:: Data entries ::
>> start
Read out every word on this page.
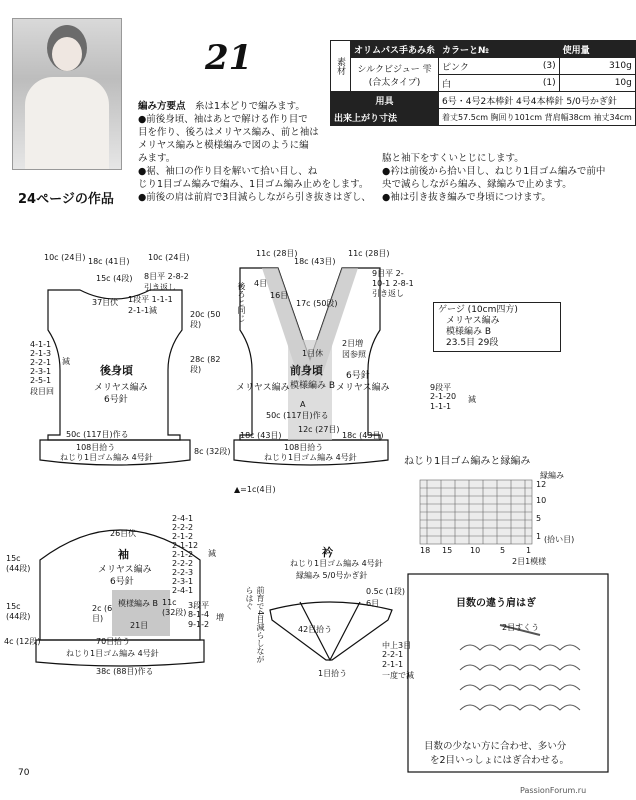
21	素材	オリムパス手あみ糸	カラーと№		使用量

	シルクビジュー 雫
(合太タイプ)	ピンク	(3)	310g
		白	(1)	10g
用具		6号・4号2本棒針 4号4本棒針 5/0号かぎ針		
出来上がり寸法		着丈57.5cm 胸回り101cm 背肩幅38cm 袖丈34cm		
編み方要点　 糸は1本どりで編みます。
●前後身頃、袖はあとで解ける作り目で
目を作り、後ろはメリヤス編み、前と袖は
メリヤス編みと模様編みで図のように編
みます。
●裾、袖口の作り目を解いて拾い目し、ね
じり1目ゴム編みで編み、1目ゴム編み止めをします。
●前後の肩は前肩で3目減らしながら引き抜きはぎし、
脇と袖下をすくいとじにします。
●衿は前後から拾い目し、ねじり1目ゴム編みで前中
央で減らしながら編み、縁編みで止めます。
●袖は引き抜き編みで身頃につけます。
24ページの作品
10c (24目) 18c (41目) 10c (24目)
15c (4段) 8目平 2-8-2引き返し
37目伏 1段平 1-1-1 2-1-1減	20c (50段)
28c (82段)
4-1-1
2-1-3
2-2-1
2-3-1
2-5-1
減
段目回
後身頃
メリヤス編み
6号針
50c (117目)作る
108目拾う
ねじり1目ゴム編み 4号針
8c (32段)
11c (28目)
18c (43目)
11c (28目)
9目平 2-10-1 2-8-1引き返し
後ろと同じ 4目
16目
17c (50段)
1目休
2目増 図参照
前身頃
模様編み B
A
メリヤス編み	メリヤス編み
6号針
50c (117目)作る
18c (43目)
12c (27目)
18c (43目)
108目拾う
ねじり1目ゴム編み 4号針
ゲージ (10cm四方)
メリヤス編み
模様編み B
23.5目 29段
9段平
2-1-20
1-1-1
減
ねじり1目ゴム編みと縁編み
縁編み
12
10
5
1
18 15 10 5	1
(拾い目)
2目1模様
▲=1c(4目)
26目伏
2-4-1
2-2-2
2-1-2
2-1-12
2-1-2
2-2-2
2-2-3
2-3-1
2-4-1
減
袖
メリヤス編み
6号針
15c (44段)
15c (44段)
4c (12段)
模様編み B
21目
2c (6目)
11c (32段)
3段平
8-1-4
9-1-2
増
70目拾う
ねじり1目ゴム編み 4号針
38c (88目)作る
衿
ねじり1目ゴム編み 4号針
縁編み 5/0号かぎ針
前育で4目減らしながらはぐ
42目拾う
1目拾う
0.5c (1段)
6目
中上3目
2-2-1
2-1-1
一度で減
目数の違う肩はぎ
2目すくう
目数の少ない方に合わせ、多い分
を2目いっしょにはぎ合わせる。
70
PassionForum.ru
>> end
>> start
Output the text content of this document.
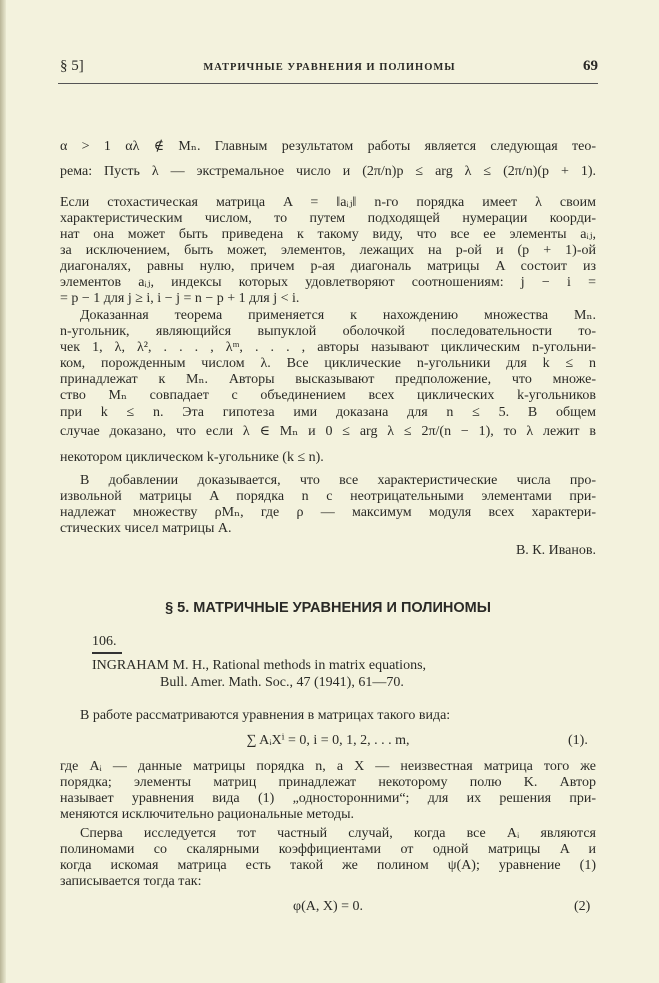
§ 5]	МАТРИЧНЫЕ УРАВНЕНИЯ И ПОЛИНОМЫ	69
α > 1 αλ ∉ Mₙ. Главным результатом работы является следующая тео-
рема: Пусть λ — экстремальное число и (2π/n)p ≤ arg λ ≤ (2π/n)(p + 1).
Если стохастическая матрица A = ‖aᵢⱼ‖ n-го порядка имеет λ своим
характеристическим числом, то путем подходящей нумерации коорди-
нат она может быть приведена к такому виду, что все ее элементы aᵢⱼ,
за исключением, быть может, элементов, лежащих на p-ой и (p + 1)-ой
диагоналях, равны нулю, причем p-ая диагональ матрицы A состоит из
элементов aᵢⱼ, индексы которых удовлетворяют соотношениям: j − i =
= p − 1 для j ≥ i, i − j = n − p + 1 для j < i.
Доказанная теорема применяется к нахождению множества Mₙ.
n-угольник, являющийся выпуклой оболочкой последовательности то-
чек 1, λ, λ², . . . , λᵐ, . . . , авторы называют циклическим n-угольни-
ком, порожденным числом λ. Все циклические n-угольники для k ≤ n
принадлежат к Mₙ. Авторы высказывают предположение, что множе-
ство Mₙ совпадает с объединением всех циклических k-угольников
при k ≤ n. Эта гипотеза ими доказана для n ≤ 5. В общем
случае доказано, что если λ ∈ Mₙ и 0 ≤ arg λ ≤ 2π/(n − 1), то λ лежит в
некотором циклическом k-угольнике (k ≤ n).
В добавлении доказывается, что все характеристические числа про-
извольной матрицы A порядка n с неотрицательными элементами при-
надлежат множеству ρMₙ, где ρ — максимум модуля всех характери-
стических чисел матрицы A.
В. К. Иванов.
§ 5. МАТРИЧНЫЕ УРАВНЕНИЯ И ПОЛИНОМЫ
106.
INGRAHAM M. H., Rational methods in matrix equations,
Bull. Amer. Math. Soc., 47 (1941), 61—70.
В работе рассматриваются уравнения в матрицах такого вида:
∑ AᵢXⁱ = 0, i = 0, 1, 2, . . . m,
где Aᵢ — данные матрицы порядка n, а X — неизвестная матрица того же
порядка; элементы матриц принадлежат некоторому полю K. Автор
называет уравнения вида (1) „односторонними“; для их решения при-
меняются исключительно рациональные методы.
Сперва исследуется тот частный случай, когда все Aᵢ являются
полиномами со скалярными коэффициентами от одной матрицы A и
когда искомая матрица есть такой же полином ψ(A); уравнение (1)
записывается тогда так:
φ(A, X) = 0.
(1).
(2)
>> end
>> start
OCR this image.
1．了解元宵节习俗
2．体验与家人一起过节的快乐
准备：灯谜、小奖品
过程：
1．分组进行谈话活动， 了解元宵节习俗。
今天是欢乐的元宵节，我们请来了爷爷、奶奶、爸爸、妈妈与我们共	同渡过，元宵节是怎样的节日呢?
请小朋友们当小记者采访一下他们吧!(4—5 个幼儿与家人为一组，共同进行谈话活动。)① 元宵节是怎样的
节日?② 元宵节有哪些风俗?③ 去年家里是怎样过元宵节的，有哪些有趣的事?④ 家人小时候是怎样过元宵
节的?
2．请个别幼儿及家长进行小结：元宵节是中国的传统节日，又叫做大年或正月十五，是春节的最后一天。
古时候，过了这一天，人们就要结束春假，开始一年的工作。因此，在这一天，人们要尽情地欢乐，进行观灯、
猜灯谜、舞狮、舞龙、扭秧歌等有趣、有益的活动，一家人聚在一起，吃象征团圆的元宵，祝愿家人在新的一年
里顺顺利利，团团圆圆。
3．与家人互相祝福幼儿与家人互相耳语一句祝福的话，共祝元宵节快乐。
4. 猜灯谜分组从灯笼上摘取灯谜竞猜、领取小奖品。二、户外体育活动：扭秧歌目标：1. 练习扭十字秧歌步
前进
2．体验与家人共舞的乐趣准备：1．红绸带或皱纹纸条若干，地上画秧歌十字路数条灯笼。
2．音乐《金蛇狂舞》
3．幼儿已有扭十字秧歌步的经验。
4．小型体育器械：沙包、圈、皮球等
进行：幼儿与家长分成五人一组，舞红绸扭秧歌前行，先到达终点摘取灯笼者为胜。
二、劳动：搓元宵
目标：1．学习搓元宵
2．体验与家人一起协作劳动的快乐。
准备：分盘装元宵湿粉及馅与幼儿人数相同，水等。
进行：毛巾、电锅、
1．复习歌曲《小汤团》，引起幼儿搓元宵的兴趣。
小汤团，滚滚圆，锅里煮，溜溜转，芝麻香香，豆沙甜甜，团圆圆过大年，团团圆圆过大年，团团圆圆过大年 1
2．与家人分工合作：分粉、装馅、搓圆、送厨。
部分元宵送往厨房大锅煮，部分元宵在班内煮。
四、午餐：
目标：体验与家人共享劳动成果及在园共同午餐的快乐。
>> end
Take every line from the data above that holds "МАТРИЧНЫЕ" and copy it out.

:: Exercise output ::
§ 5]	МАТРИЧНЫЕ УРАВНЕНИЯ И ПОЛИНОМЫ	69
§ 5. МАТРИЧНЫЕ УРАВНЕНИЯ И ПОЛИНОМЫ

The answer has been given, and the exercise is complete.